• [A block of data]
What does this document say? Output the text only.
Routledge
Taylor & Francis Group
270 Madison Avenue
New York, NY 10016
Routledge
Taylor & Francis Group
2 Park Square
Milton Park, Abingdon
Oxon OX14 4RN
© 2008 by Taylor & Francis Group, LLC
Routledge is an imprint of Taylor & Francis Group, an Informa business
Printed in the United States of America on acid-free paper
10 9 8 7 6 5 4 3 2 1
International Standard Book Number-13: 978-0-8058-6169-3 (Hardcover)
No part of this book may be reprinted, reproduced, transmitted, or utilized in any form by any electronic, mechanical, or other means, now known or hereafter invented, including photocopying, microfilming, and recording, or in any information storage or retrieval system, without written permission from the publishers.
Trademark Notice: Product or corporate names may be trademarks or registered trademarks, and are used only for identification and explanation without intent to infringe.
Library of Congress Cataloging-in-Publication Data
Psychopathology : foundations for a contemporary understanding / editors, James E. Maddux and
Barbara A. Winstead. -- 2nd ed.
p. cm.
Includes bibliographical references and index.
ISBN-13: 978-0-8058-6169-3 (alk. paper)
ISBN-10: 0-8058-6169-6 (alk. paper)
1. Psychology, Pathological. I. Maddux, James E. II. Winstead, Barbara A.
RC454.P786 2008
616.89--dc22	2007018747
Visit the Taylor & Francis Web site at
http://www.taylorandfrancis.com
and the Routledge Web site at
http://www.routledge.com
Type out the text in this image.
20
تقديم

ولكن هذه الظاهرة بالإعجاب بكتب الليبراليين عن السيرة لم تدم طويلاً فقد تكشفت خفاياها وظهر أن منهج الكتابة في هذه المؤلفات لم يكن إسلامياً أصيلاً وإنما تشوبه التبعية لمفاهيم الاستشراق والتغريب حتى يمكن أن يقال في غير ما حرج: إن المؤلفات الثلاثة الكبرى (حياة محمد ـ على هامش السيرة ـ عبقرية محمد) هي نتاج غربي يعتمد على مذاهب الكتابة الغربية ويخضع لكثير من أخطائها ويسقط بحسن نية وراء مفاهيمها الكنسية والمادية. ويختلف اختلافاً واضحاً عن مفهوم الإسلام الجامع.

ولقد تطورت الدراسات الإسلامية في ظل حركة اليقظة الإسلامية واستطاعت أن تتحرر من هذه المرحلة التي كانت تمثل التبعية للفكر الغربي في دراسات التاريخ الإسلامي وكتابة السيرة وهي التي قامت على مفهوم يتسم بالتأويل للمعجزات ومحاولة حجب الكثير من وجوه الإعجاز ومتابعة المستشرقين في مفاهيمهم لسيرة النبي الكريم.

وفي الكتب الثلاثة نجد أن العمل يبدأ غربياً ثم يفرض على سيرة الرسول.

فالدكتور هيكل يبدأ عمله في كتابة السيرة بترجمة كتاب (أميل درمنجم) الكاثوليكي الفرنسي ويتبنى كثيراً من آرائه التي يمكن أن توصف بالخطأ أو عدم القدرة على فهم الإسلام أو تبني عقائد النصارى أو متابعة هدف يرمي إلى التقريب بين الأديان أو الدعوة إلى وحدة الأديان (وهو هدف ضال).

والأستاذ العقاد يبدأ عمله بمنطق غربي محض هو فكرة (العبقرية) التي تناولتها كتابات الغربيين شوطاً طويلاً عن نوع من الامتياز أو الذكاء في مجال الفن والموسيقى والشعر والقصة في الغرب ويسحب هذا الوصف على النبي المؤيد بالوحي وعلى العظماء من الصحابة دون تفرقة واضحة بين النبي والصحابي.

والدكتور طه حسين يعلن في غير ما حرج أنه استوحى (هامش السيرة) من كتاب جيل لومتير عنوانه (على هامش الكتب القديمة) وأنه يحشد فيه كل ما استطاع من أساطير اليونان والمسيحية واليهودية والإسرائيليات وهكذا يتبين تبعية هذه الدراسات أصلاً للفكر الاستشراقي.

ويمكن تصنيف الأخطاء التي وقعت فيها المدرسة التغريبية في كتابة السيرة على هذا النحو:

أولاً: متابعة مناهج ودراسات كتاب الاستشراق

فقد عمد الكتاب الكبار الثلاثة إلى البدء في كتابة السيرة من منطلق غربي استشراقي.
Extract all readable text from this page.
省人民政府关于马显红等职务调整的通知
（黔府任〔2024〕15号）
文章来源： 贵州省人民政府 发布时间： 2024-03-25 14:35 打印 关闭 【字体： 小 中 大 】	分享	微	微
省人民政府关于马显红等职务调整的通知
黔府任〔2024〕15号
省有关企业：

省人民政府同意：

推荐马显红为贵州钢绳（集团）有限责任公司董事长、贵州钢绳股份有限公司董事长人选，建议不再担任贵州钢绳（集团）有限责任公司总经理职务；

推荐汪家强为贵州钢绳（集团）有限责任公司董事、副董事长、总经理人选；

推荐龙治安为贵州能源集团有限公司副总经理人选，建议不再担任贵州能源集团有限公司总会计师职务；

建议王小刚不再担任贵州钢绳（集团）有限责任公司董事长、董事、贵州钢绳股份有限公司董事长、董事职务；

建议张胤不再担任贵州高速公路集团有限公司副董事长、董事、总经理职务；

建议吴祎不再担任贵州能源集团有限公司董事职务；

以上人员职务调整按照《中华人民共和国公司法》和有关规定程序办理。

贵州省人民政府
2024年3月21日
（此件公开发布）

• [YOUR OBJECTIVE] Reproduce exactly the lines from the one with "Extract all readable text from this page." through the end of the entries above, both ends included.

• [RESULT OF THE EXERCISE]
Extract all readable text from this page.
省人民政府关于马显红等职务调整的通知
（黔府任〔2024〕15号）
文章来源： 贵州省人民政府 发布时间： 2024-03-25 14:35 打印 关闭 【字体： 小 中 大 】	分享	微	微
省人民政府关于马显红等职务调整的通知
黔府任〔2024〕15号
省有关企业：

省人民政府同意：

推荐马显红为贵州钢绳（集团）有限责任公司董事长、贵州钢绳股份有限公司董事长人选，建议不再担任贵州钢绳（集团）有限责任公司总经理职务；

推荐汪家强为贵州钢绳（集团）有限责任公司董事、副董事长、总经理人选；

推荐龙治安为贵州能源集团有限公司副总经理人选，建议不再担任贵州能源集团有限公司总会计师职务；

建议王小刚不再担任贵州钢绳（集团）有限责任公司董事长、董事、贵州钢绳股份有限公司董事长、董事职务；

建议张胤不再担任贵州高速公路集团有限公司副董事长、董事、总经理职务；

建议吴祎不再担任贵州能源集团有限公司董事职务；

以上人员职务调整按照《中华人民共和国公司法》和有关规定程序办理。

贵州省人民政府
2024年3月21日
（此件公开发布）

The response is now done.